*Your objective*
Go through the lines below and copy each one that holds the string "this".

*Given records*

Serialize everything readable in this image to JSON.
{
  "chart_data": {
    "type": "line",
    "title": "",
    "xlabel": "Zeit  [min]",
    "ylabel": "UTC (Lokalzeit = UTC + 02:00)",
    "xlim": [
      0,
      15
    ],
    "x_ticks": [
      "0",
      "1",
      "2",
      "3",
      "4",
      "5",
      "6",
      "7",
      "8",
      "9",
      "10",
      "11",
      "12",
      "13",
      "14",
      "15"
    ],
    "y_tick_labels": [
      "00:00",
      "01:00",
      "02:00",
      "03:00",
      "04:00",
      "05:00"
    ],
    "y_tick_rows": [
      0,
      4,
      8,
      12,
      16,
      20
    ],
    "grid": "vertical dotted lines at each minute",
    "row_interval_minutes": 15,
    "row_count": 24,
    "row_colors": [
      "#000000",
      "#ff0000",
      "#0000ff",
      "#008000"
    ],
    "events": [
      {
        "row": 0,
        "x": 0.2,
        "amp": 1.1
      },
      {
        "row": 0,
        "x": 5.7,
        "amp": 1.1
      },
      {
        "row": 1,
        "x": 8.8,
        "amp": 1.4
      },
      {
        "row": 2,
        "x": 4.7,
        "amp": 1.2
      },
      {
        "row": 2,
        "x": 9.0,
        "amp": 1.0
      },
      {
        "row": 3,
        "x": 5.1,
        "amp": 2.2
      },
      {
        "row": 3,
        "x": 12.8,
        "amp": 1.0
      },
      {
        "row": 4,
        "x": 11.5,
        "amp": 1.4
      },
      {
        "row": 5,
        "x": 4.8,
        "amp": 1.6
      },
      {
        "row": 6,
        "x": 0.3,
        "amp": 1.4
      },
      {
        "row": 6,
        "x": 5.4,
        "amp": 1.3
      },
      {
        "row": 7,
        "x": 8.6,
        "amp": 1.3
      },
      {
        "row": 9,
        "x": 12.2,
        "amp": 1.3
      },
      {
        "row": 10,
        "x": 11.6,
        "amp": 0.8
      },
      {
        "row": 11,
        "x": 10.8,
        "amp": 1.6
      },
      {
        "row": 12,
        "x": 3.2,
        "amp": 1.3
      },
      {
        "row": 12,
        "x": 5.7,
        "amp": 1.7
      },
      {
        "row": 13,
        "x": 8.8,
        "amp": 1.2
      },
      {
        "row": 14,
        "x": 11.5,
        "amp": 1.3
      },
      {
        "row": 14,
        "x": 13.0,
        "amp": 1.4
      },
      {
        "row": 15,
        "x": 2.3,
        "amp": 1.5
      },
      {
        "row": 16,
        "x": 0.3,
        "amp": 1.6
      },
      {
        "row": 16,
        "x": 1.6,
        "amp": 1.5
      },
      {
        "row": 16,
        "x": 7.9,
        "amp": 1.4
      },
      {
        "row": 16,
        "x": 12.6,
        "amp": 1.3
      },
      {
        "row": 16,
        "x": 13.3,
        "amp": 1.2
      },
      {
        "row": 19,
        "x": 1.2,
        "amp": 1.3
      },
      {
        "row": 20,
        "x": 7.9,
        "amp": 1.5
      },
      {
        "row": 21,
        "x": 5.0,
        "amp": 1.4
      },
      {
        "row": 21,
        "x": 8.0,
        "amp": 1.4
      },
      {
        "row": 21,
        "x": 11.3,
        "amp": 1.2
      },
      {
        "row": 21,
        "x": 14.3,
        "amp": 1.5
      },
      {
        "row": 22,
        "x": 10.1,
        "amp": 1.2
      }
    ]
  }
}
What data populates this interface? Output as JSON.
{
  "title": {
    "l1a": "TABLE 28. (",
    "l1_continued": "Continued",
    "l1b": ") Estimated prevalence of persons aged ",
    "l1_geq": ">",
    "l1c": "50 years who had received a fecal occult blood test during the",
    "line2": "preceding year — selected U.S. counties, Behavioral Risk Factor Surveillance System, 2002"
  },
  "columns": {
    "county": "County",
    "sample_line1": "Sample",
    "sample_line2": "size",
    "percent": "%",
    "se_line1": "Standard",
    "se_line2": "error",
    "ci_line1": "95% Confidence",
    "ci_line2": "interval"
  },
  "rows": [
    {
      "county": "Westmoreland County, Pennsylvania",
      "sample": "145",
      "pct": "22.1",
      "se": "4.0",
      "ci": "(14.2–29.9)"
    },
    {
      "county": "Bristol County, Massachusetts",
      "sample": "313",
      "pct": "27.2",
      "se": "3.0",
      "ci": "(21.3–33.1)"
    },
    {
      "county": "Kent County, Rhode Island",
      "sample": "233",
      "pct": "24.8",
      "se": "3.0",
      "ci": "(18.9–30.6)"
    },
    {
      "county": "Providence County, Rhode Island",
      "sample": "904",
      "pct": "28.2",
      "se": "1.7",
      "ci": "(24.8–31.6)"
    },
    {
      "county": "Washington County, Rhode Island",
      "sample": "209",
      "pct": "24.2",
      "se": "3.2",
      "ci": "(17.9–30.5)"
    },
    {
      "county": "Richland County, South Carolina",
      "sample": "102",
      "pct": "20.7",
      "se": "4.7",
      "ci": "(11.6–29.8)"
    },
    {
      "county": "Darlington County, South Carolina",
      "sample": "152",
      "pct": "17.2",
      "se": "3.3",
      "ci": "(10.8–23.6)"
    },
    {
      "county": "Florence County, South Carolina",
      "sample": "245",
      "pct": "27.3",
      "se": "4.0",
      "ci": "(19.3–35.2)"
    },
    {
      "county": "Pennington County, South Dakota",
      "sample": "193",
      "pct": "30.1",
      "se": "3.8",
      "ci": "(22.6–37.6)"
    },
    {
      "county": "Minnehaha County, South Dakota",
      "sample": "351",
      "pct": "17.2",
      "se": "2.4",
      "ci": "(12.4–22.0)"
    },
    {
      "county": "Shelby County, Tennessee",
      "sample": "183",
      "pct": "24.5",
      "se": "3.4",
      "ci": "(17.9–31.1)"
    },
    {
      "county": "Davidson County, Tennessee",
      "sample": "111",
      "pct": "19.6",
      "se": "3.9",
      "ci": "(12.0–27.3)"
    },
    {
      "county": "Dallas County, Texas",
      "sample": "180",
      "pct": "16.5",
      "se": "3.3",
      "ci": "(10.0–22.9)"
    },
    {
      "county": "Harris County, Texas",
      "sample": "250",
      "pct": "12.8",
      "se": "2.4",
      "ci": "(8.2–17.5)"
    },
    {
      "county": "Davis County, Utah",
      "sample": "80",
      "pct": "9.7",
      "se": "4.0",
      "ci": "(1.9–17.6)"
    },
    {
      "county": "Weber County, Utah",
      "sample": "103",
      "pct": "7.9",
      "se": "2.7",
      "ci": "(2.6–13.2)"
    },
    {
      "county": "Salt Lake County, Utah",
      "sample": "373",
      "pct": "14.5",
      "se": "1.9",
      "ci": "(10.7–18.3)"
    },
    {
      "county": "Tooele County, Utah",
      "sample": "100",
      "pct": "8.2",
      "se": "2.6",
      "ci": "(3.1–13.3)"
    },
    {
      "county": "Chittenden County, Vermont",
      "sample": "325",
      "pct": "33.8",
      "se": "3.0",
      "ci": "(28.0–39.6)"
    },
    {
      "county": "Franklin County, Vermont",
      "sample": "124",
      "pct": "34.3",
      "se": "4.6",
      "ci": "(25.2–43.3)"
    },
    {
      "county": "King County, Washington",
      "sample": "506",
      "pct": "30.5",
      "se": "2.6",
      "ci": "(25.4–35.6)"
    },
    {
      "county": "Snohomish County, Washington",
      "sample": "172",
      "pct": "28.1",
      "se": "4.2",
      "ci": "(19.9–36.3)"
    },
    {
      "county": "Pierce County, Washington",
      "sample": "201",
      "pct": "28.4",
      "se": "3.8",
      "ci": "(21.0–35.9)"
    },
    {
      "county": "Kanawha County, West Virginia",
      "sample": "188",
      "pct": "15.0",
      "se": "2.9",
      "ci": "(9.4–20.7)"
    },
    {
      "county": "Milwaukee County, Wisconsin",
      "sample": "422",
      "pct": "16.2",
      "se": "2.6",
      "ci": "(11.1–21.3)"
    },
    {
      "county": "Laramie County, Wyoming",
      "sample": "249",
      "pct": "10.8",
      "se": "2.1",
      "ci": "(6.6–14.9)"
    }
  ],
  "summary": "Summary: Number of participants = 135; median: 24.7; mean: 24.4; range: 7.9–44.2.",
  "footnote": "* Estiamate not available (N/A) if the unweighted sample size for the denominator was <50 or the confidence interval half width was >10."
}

*Correct answer*
Serialize everything readable in this image to JSON.
What data populates this interface? Output as JSON.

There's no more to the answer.